>> START Extracted data

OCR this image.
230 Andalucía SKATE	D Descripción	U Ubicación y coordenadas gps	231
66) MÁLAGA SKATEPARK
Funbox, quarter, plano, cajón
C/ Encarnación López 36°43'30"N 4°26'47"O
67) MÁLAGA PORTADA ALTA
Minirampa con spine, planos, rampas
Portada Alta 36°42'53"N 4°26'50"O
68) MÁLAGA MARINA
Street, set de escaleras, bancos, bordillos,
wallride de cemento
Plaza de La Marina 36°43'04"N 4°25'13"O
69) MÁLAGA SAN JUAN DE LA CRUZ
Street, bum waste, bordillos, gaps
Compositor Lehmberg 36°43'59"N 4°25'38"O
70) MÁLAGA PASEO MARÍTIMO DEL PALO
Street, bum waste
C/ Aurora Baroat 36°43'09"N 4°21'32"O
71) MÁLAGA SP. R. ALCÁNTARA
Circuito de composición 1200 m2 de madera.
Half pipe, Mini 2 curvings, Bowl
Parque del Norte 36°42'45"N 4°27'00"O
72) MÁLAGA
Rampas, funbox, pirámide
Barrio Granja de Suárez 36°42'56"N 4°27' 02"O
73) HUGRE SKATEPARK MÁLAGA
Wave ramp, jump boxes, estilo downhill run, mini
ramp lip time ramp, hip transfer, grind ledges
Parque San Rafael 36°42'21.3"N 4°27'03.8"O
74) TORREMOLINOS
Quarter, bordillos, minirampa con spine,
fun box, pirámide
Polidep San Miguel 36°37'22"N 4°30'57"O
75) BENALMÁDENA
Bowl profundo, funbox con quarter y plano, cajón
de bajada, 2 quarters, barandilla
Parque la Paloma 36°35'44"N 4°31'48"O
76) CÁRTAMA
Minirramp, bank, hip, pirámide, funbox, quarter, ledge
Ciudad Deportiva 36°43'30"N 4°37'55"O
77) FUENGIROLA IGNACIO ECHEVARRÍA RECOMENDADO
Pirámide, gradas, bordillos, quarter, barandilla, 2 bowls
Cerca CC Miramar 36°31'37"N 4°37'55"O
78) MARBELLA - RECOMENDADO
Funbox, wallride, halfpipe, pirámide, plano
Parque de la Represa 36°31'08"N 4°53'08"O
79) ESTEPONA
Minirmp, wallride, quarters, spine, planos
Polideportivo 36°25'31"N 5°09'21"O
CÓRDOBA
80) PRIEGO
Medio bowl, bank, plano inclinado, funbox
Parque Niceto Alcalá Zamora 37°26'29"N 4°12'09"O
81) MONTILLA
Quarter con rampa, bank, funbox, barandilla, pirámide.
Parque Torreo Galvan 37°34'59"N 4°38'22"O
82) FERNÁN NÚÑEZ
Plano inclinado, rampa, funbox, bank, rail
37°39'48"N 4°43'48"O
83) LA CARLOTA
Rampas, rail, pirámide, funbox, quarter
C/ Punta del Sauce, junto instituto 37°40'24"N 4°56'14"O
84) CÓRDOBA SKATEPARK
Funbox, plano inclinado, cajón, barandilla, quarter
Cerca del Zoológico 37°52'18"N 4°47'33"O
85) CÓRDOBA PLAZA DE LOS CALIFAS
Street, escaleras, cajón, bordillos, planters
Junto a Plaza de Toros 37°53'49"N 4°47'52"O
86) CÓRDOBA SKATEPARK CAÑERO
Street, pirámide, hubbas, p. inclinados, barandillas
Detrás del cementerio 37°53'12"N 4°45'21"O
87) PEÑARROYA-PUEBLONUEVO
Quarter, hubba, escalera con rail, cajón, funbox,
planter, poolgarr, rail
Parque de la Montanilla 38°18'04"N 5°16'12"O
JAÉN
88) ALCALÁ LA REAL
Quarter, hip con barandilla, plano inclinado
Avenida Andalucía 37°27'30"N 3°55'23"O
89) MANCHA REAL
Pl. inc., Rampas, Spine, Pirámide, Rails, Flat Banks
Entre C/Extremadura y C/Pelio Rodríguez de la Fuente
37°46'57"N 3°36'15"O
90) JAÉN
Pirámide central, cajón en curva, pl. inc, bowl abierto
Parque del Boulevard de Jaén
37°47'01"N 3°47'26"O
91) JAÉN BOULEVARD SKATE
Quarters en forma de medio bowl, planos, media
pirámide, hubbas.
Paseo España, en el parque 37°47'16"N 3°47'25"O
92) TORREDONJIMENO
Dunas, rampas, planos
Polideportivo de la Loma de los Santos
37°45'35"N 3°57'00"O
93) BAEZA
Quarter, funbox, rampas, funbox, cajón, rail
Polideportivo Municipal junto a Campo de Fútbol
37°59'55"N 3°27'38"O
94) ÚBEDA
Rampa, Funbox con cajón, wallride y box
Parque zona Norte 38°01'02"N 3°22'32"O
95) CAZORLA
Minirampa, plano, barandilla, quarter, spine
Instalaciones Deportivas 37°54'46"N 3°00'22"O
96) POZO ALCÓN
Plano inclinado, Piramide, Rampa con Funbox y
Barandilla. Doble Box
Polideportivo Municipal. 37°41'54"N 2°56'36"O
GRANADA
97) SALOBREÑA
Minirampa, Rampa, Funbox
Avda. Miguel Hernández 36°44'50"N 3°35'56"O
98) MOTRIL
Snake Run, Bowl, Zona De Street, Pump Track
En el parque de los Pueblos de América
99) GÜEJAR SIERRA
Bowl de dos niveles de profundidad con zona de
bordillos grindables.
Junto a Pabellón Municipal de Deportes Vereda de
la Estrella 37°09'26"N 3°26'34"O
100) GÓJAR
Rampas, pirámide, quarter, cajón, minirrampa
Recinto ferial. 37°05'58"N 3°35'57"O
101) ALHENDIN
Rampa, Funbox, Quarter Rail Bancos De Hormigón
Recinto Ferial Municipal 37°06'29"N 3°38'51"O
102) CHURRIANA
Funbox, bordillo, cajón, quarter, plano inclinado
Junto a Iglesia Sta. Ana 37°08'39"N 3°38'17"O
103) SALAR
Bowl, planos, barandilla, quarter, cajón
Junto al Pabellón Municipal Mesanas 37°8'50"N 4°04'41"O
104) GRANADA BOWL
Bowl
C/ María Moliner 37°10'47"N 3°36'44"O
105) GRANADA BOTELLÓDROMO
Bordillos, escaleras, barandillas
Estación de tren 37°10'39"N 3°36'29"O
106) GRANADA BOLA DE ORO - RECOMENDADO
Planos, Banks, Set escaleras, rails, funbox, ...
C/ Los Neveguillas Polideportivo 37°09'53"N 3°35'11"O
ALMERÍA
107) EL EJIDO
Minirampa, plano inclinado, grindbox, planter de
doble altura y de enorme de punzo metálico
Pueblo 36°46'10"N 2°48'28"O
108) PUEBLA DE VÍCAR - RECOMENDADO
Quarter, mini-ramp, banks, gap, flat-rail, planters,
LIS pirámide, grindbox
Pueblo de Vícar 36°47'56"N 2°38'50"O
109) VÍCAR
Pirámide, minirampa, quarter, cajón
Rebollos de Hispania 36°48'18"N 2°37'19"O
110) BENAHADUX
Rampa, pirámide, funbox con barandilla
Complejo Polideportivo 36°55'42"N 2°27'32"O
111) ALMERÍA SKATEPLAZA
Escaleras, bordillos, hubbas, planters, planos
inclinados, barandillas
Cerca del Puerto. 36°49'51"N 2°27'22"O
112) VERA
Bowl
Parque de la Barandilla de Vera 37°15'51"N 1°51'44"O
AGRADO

>> END Extracted data

Work instructions:
From the records above, how many lines include the word "Cerca"? Only the number is wanted.

Right answer:
3